_EXERCISE DESCRIPTION:_
Retype every entry word for word.

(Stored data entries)
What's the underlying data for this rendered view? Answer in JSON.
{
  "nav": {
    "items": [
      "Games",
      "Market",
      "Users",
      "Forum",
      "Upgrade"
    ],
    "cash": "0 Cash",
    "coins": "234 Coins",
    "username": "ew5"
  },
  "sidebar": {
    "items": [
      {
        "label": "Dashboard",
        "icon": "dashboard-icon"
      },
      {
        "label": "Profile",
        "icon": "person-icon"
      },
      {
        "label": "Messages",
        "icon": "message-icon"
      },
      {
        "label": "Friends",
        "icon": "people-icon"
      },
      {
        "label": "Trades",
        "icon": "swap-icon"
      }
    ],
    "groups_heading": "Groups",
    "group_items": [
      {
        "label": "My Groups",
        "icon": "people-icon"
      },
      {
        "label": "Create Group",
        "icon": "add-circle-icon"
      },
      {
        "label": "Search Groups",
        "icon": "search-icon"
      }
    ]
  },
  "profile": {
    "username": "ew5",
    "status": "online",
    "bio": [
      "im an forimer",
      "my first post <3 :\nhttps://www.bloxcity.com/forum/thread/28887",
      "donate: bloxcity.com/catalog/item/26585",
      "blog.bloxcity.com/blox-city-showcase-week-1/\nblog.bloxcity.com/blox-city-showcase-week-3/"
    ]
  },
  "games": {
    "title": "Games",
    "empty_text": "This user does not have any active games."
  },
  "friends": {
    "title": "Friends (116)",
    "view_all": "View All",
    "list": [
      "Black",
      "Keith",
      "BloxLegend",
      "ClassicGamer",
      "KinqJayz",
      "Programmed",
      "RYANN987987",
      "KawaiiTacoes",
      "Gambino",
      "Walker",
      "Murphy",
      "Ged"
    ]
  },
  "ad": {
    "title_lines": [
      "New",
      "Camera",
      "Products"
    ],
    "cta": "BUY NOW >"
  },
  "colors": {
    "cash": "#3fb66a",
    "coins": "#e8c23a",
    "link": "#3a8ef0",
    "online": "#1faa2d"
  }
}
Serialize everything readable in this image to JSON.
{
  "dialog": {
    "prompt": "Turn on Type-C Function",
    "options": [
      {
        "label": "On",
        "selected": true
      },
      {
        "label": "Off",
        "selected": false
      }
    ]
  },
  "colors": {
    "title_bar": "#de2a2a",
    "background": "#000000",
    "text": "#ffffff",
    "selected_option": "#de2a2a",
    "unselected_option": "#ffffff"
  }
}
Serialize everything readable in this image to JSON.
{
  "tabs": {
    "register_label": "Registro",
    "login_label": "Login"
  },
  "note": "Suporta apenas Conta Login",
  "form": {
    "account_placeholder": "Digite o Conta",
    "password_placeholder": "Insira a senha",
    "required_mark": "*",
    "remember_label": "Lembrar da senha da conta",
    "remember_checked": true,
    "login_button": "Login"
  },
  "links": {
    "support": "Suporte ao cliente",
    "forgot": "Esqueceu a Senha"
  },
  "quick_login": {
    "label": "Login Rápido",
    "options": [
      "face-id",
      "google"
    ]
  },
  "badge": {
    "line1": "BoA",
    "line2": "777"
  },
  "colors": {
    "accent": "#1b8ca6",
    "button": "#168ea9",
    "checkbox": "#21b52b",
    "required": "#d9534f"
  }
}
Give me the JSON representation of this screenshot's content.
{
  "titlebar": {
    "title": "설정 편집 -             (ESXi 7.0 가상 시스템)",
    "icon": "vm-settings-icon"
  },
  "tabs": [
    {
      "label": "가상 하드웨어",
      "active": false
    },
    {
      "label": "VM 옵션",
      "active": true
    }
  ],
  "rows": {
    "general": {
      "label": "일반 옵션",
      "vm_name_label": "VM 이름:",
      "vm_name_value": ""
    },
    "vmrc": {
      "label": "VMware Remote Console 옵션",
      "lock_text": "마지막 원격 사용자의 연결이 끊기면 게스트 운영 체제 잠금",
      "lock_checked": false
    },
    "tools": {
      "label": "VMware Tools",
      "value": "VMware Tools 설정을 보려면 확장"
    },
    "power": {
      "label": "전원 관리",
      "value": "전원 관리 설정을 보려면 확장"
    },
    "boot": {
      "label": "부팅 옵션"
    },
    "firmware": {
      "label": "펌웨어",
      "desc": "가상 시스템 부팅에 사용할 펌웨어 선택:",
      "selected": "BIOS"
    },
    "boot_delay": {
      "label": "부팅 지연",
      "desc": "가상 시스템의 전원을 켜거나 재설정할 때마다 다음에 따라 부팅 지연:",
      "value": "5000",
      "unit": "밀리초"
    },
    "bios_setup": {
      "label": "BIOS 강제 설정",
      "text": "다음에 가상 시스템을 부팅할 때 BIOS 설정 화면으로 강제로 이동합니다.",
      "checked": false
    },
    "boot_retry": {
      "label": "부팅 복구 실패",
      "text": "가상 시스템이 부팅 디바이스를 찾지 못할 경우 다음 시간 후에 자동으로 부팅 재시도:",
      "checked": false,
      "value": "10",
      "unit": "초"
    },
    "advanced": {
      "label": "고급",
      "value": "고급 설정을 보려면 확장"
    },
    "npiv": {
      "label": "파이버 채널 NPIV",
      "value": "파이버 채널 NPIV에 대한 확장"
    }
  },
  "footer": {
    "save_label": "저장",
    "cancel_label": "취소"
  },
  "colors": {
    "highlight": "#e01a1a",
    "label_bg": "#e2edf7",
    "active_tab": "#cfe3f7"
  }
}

_EXERCISE OUTPUT:_
What's the underlying data for this rendered view? Answer in JSON.
{
  "nav": {
    "items": [
      "Games",
      "Market",
      "Users",
      "Forum",
      "Upgrade"
    ],
    "cash": "0 Cash",
    "coins": "234 Coins",
    "username": "ew5"
  },
  "sidebar": {
    "items": [
      {
        "label": "Dashboard",
        "icon": "dashboard-icon"
      },
      {
        "label": "Profile",
        "icon": "person-icon"
      },
      {
        "label": "Messages",
        "icon": "message-icon"
      },
      {
        "label": "Friends",
        "icon": "people-icon"
      },
      {
        "label": "Trades",
        "icon": "swap-icon"
      }
    ],
    "groups_heading": "Groups",
    "group_items": [
      {
        "label": "My Groups",
        "icon": "people-icon"
      },
      {
        "label": "Create Group",
        "icon": "add-circle-icon"
      },
      {
        "label": "Search Groups",
        "icon": "search-icon"
      }
    ]
  },
  "profile": {
    "username": "ew5",
    "status": "online",
    "bio": [
      "im an forimer",
      "my first post <3 :\nhttps://www.bloxcity.com/forum/thread/28887",
      "donate: bloxcity.com/catalog/item/26585",
      "blog.bloxcity.com/blox-city-showcase-week-1/\nblog.bloxcity.com/blox-city-showcase-week-3/"
    ]
  },
  "games": {
    "title": "Games",
    "empty_text": "This user does not have any active games."
  },
  "friends": {
    "title": "Friends (116)",
    "view_all": "View All",
    "list": [
      "Black",
      "Keith",
      "BloxLegend",
      "ClassicGamer",
      "KinqJayz",
      "Programmed",
      "RYANN987987",
      "KawaiiTacoes",
      "Gambino",
      "Walker",
      "Murphy",
      "Ged"
    ]
  },
  "ad": {
    "title_lines": [
      "New",
      "Camera",
      "Products"
    ],
    "cta": "BUY NOW >"
  },
  "colors": {
    "cash": "#3fb66a",
    "coins": "#e8c23a",
    "link": "#3a8ef0",
    "online": "#1faa2d"
  }
}
Serialize everything readable in this image to JSON.
{
  "dialog": {
    "prompt": "Turn on Type-C Function",
    "options": [
      {
        "label": "On",
        "selected": true
      },
      {
        "label": "Off",
        "selected": false
      }
    ]
  },
  "colors": {
    "title_bar": "#de2a2a",
    "background": "#000000",
    "text": "#ffffff",
    "selected_option": "#de2a2a",
    "unselected_option": "#ffffff"
  }
}
Serialize everything readable in this image to JSON.
{
  "tabs": {
    "register_label": "Registro",
    "login_label": "Login"
  },
  "note": "Suporta apenas Conta Login",
  "form": {
    "account_placeholder": "Digite o Conta",
    "password_placeholder": "Insira a senha",
    "required_mark": "*",
    "remember_label": "Lembrar da senha da conta",
    "remember_checked": true,
    "login_button": "Login"
  },
  "links": {
    "support": "Suporte ao cliente",
    "forgot": "Esqueceu a Senha"
  },
  "quick_login": {
    "label": "Login Rápido",
    "options": [
      "face-id",
      "google"
    ]
  },
  "badge": {
    "line1": "BoA",
    "line2": "777"
  },
  "colors": {
    "accent": "#1b8ca6",
    "button": "#168ea9",
    "checkbox": "#21b52b",
    "required": "#d9534f"
  }
}
Give me the JSON representation of this screenshot's content.
{
  "titlebar": {
    "title": "설정 편집 -             (ESXi 7.0 가상 시스템)",
    "icon": "vm-settings-icon"
  },
  "tabs": [
    {
      "label": "가상 하드웨어",
      "active": false
    },
    {
      "label": "VM 옵션",
      "active": true
    }
  ],
  "rows": {
    "general": {
      "label": "일반 옵션",
      "vm_name_label": "VM 이름:",
      "vm_name_value": ""
    },
    "vmrc": {
      "label": "VMware Remote Console 옵션",
      "lock_text": "마지막 원격 사용자의 연결이 끊기면 게스트 운영 체제 잠금",
      "lock_checked": false
    },
    "tools": {
      "label": "VMware Tools",
      "value": "VMware Tools 설정을 보려면 확장"
    },
    "power": {
      "label": "전원 관리",
      "value": "전원 관리 설정을 보려면 확장"
    },
    "boot": {
      "label": "부팅 옵션"
    },
    "firmware": {
      "label": "펌웨어",
      "desc": "가상 시스템 부팅에 사용할 펌웨어 선택:",
      "selected": "BIOS"
    },
    "boot_delay": {
      "label": "부팅 지연",
      "desc": "가상 시스템의 전원을 켜거나 재설정할 때마다 다음에 따라 부팅 지연:",
      "value": "5000",
      "unit": "밀리초"
    },
    "bios_setup": {
      "label": "BIOS 강제 설정",
      "text": "다음에 가상 시스템을 부팅할 때 BIOS 설정 화면으로 강제로 이동합니다.",
      "checked": false
    },
    "boot_retry": {
      "label": "부팅 복구 실패",
      "text": "가상 시스템이 부팅 디바이스를 찾지 못할 경우 다음 시간 후에 자동으로 부팅 재시도:",
      "checked": false,
      "value": "10",
      "unit": "초"
    },
    "advanced": {
      "label": "고급",
      "value": "고급 설정을 보려면 확장"
    },
    "npiv": {
      "label": "파이버 채널 NPIV",
      "value": "파이버 채널 NPIV에 대한 확장"
    }
  },
  "footer": {
    "save_label": "저장",
    "cancel_label": "취소"
  },
  "colors": {
    "highlight": "#e01a1a",
    "label_bg": "#e2edf7",
    "active_tab": "#cfe3f7"
  }
}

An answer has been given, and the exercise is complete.